━━━━━ Trecho fornecido
Sincere é o personagem menos impulsivo de Belly, usando mais sua cabeça para pensar em movimentações. Essa característica mais pensativa e calma de Sincere, deve-se por ele ter uma mulher e filho esperando-o em casa. Sua esposa não se orgulha de suas atividades e procura com frequência alertá-lo do perigo. Em determinado momento da história, ele procura se reconectar com suas raízes e planeja uma viagem para a África com ambos.
No outro lado, temos um explosivo Tommy, aqui também chamado de Buns. Interpretado por DMX, ele é extremamente impulsivo e ambicioso. A explosividade do então desconhecido rapper na hora de sua fala deu o tom perfeito para o personagem. É impossível imaginar alguém nesse papel – Hype Williams disse que JAY-Z iria fazê-lo.
Os opostos dos personagens principais e seus destinos criam um balanço perfeito em Belly, mesmo com as atuações vistas em tela sendo apenas DMX e Nas interpretando eles mesmos.
A Estética
Quase todo o universo de Belly tem luxo. Logo no início, ao sermos apresentados aos membros da gangue de Sincere e Tommy, estamos na casa do segundo, um lugar onde a arte moderna é extremamente exaltada. Na televisão, Gummo, filme de 1997 dirigido por Harmony Korine, vira parte da história ao se tornar diálogo entre os três personagens.
━━━━━━━━━━
━━━━━ Dados fornecidos
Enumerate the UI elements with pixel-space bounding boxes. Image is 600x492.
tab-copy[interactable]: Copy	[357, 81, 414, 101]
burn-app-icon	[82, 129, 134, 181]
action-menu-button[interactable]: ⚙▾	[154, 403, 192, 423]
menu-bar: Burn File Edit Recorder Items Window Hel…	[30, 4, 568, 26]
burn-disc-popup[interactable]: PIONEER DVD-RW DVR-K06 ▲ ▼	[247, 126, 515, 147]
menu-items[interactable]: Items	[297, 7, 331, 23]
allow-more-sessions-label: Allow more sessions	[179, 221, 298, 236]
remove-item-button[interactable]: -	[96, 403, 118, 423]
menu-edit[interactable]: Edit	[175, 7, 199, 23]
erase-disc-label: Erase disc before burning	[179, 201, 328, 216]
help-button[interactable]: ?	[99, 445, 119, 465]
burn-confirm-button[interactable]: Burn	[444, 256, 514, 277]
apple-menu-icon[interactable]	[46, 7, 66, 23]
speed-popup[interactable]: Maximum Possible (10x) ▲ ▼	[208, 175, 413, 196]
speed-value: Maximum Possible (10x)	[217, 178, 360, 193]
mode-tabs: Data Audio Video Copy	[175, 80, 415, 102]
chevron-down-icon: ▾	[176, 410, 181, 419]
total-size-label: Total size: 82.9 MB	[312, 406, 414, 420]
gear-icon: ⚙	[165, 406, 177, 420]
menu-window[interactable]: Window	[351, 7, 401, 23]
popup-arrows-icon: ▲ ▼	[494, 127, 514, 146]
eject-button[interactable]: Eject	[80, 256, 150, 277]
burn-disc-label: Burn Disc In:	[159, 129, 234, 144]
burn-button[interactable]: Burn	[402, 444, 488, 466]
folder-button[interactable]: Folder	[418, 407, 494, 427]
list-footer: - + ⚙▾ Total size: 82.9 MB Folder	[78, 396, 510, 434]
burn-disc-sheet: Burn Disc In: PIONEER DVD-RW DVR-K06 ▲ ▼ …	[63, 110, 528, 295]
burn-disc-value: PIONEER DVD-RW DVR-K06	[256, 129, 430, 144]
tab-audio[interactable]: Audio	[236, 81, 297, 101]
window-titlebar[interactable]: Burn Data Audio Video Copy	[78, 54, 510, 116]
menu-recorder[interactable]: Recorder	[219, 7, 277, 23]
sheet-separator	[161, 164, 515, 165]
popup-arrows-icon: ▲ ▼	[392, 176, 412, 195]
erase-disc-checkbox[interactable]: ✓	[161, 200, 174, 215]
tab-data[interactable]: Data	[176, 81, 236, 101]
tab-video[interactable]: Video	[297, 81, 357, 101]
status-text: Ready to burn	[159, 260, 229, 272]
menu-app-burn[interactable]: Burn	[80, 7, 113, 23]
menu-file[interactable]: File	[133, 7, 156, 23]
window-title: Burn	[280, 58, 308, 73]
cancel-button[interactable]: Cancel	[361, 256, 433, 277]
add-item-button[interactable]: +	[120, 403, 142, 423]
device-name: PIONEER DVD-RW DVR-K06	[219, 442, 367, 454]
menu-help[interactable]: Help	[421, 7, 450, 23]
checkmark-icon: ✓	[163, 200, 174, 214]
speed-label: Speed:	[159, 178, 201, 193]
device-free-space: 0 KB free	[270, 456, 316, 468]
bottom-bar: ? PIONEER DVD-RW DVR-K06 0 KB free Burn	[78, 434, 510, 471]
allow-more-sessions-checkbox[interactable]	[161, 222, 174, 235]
━━━━━━━━━━
Tarefa a realizar
Traduza para o inglês esta frase do trecho sobre o filme Belly: "Sua esposa não se orgulha de suas atividades e procura com frequência alertá-lo do perigo."

Resultado da tarefa
His wife is not proud of his activities and frequently tries to warn him of the danger.